* What to do
Return all the entries exactly, keeping pictures out.

* Entries
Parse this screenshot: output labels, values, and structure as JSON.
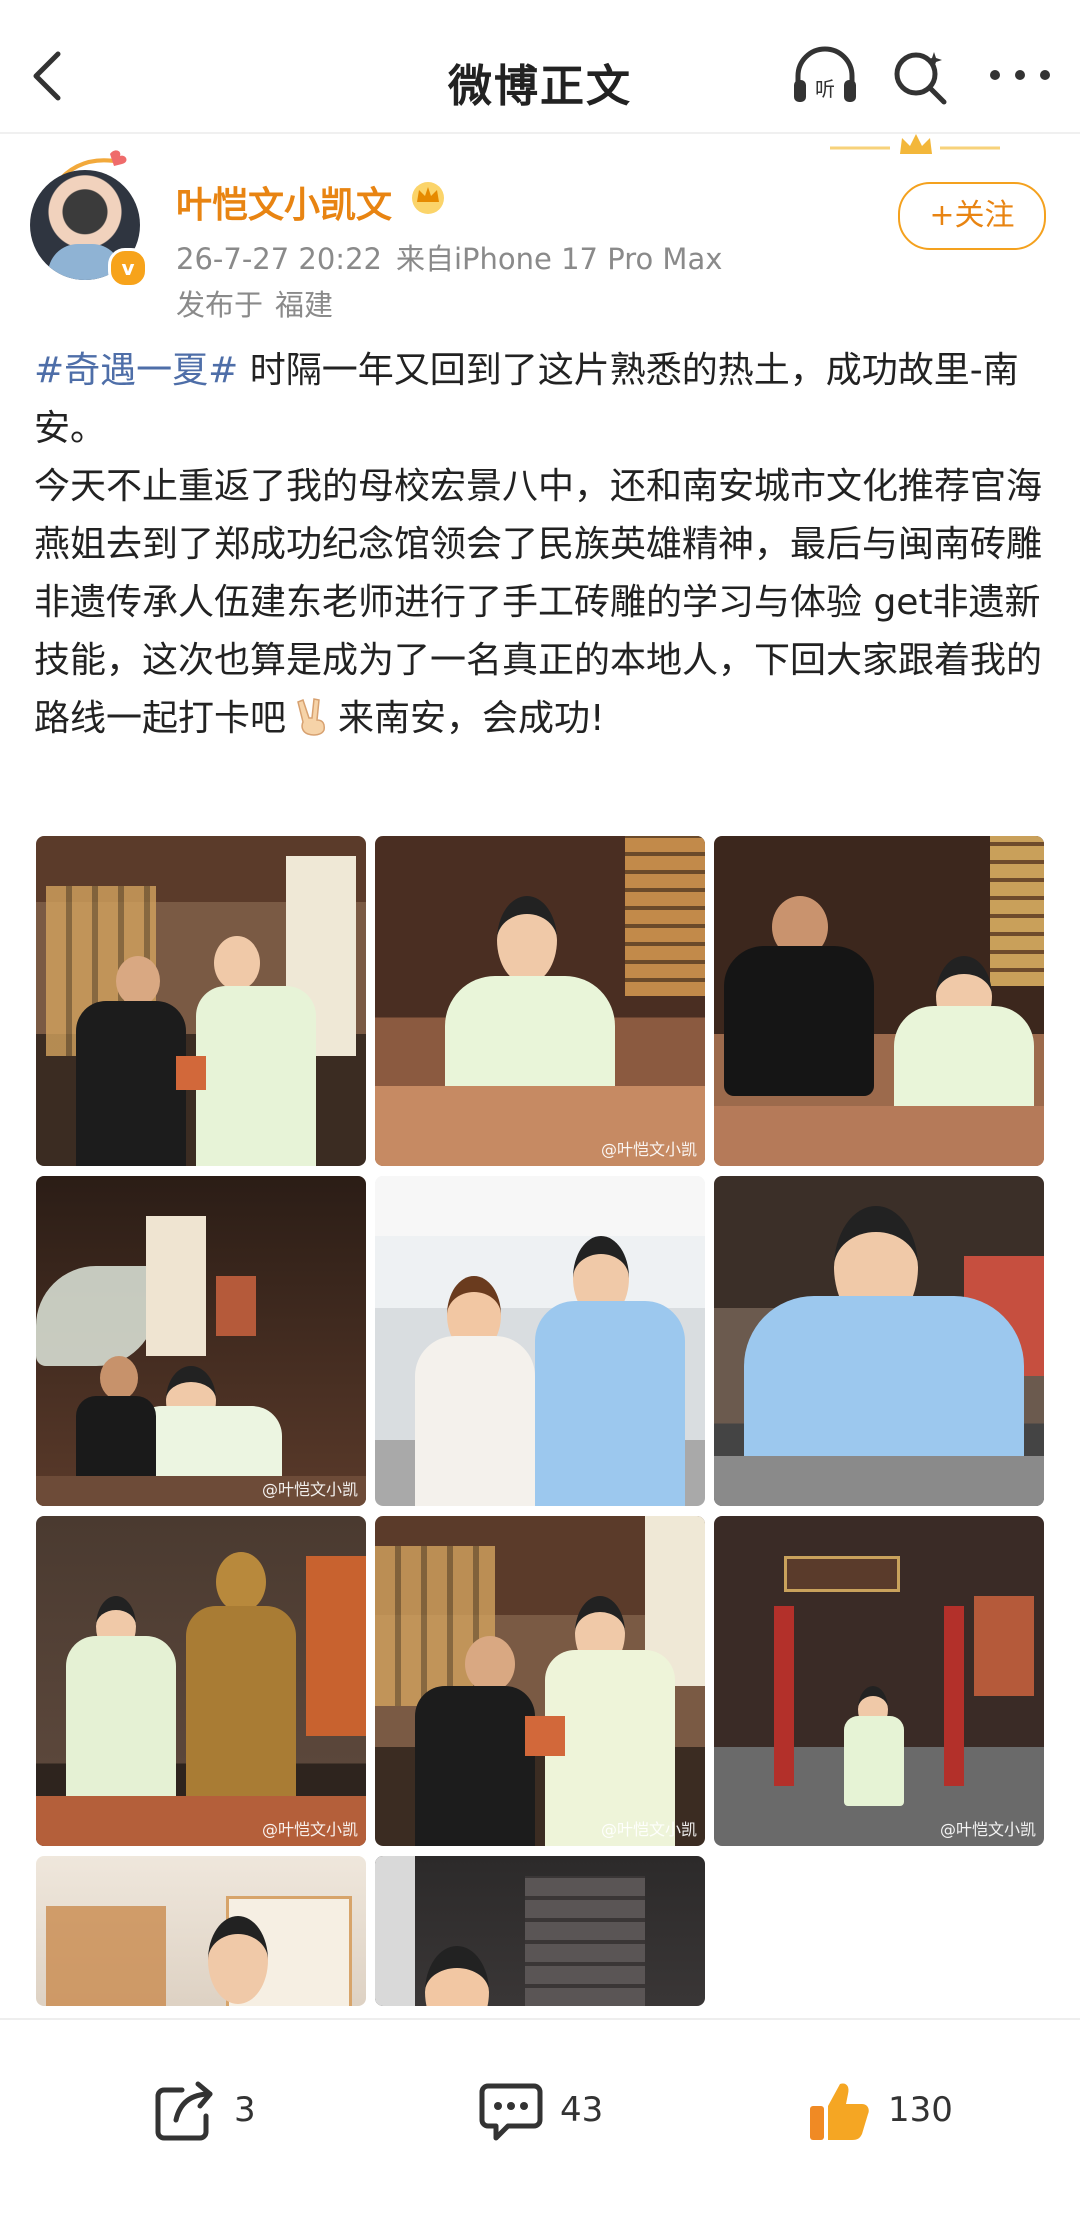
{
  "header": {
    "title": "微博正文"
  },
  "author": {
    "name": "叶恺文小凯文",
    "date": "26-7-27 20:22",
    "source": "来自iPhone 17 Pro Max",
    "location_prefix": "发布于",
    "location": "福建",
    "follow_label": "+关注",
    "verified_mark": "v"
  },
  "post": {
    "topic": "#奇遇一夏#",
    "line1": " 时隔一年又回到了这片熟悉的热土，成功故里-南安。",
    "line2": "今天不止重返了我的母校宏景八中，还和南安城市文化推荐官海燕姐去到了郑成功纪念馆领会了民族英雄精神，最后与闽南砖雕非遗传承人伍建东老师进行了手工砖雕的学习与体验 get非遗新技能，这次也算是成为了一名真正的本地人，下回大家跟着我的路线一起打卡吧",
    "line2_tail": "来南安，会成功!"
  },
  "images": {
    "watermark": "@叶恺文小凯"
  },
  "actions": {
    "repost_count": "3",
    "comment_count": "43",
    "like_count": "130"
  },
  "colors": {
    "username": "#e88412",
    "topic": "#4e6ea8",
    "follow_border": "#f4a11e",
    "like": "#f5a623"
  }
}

* Answer to the task
Parse this screenshot: output labels, values, and structure as JSON.
{
  "header": {
    "title": "微博正文"
  },
  "author": {
    "name": "叶恺文小凯文",
    "date": "26-7-27 20:22",
    "source": "来自iPhone 17 Pro Max",
    "location_prefix": "发布于",
    "location": "福建",
    "follow_label": "+关注",
    "verified_mark": "v"
  },
  "post": {
    "topic": "#奇遇一夏#",
    "line1": " 时隔一年又回到了这片熟悉的热土，成功故里-南安。",
    "line2": "今天不止重返了我的母校宏景八中，还和南安城市文化推荐官海燕姐去到了郑成功纪念馆领会了民族英雄精神，最后与闽南砖雕非遗传承人伍建东老师进行了手工砖雕的学习与体验 get非遗新技能，这次也算是成为了一名真正的本地人，下回大家跟着我的路线一起打卡吧",
    "line2_tail": "来南安，会成功!"
  },
  "images": {
    "watermark": "@叶恺文小凯"
  },
  "actions": {
    "repost_count": "3",
    "comment_count": "43",
    "like_count": "130"
  },
  "colors": {
    "username": "#e88412",
    "topic": "#4e6ea8",
    "follow_border": "#f4a11e",
    "like": "#f5a623"
  }
}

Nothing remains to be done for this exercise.